▶ _EXERCISE REQUIREMENTS_
Reproduce every entry below precisely. Pictures are excluded from the copy.

▶ _RECORDS FOR THIS TASK_
========

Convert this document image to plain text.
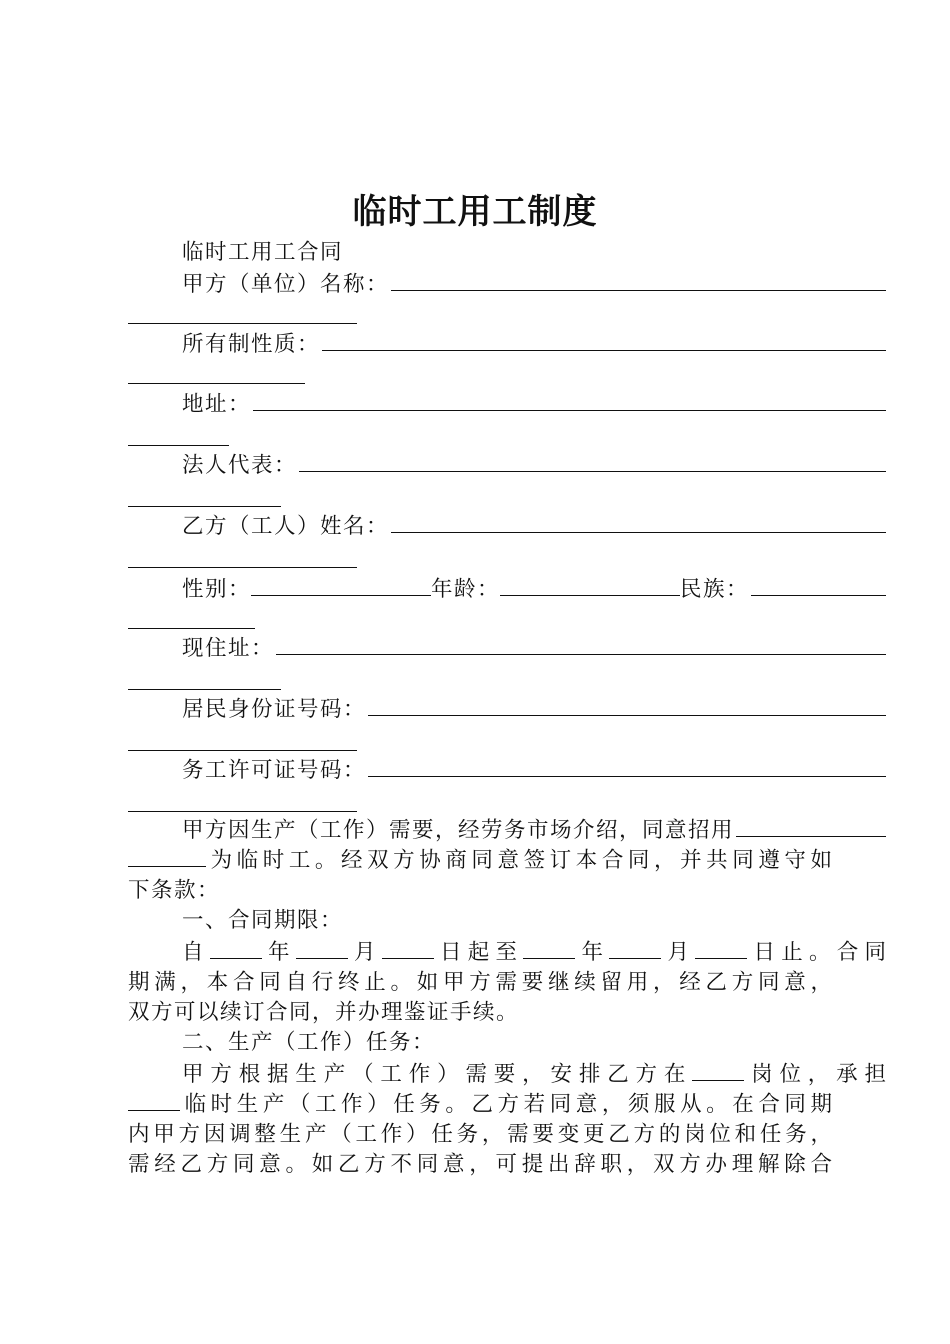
临时工用工制度
临时工用工合同
甲方（单位）名称：
所有制性质：
地址：
法人代表：
乙方（工人）姓名：
性别：	年龄：	民族：
现住址：
居民身份证号码：
务工许可证号码：
甲方因生产（工作）需要，经劳务市场介绍，同意招用
为临时工。经双方协商同意签订本合同，并共同遵守如
下条款：
一、合同期限：
自 年 月 日起至 年 月 日止。合同
期满，本合同自行终止。如甲方需要继续留用，经乙方同意，
双方可以续订合同，并办理鉴证手续。
二、生产（工作）任务：
甲方根据生产（工作）需要，安排乙方在 岗位，承担
临时生产（工作）任务。乙方若同意，须服从。在合同期
内甲方因调整生产（工作）任务，需要变更乙方的岗位和任务，
需经乙方同意。如乙方不同意，可提出辞职，双方办理解除合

========

▶ _TASK OUTPUT_
Convert this document image to plain text.
临时工用工制度
临时工用工合同
甲方（单位）名称：
所有制性质：
地址：
法人代表：
乙方（工人）姓名：
性别：	年龄：	民族：
现住址：
居民身份证号码：
务工许可证号码：
甲方因生产（工作）需要，经劳务市场介绍，同意招用
为临时工。经双方协商同意签订本合同，并共同遵守如
下条款：
一、合同期限：
自 年 月 日起至 年 月 日止。合同
期满，本合同自行终止。如甲方需要继续留用，经乙方同意，
双方可以续订合同，并办理鉴证手续。
二、生产（工作）任务：
甲方根据生产（工作）需要，安排乙方在 岗位，承担
临时生产（工作）任务。乙方若同意，须服从。在合同期
内甲方因调整生产（工作）任务，需要变更乙方的岗位和任务，
需经乙方同意。如乙方不同意，可提出辞职，双方办理解除合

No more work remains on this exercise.